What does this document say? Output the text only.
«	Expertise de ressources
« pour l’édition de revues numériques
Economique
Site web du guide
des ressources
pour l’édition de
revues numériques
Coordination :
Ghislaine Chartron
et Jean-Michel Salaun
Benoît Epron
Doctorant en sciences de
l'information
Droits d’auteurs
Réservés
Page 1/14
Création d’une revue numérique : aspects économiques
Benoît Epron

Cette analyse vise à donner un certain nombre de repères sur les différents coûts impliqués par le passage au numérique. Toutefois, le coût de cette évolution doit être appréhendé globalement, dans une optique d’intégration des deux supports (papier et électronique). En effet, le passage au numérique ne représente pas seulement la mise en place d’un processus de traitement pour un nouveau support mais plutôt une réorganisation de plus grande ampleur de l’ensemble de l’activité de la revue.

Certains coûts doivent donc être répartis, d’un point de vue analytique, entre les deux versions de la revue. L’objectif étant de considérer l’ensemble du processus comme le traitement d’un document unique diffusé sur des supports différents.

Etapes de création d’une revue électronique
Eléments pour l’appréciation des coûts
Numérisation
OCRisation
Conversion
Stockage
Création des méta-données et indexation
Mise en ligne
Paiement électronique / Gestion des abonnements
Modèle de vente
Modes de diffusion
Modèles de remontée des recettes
********
TASK REQUIREMENTS
Give every line of the material again, exactly as it reads.

PROBLEM SOLUTION
What does this document say? Output the text only.
«	Expertise de ressources
« pour l’édition de revues numériques
Economique
Site web du guide
des ressources
pour l’édition de
revues numériques
Coordination :
Ghislaine Chartron
et Jean-Michel Salaun
Benoît Epron
Doctorant en sciences de
l'information
Droits d’auteurs
Réservés
Page 1/14
Création d’une revue numérique : aspects économiques
Benoît Epron

Cette analyse vise à donner un certain nombre de repères sur les différents coûts impliqués par le passage au numérique. Toutefois, le coût de cette évolution doit être appréhendé globalement, dans une optique d’intégration des deux supports (papier et électronique). En effet, le passage au numérique ne représente pas seulement la mise en place d’un processus de traitement pour un nouveau support mais plutôt une réorganisation de plus grande ampleur de l’ensemble de l’activité de la revue.

Certains coûts doivent donc être répartis, d’un point de vue analytique, entre les deux versions de la revue. L’objectif étant de considérer l’ensemble du processus comme le traitement d’un document unique diffusé sur des supports différents.

Etapes de création d’une revue électronique
Eléments pour l’appréciation des coûts
Numérisation
OCRisation
Conversion
Stockage
Création des méta-données et indexation
Mise en ligne
Paiement électronique / Gestion des abonnements
Modèle de vente
Modes de diffusion
Modèles de remontée des recettes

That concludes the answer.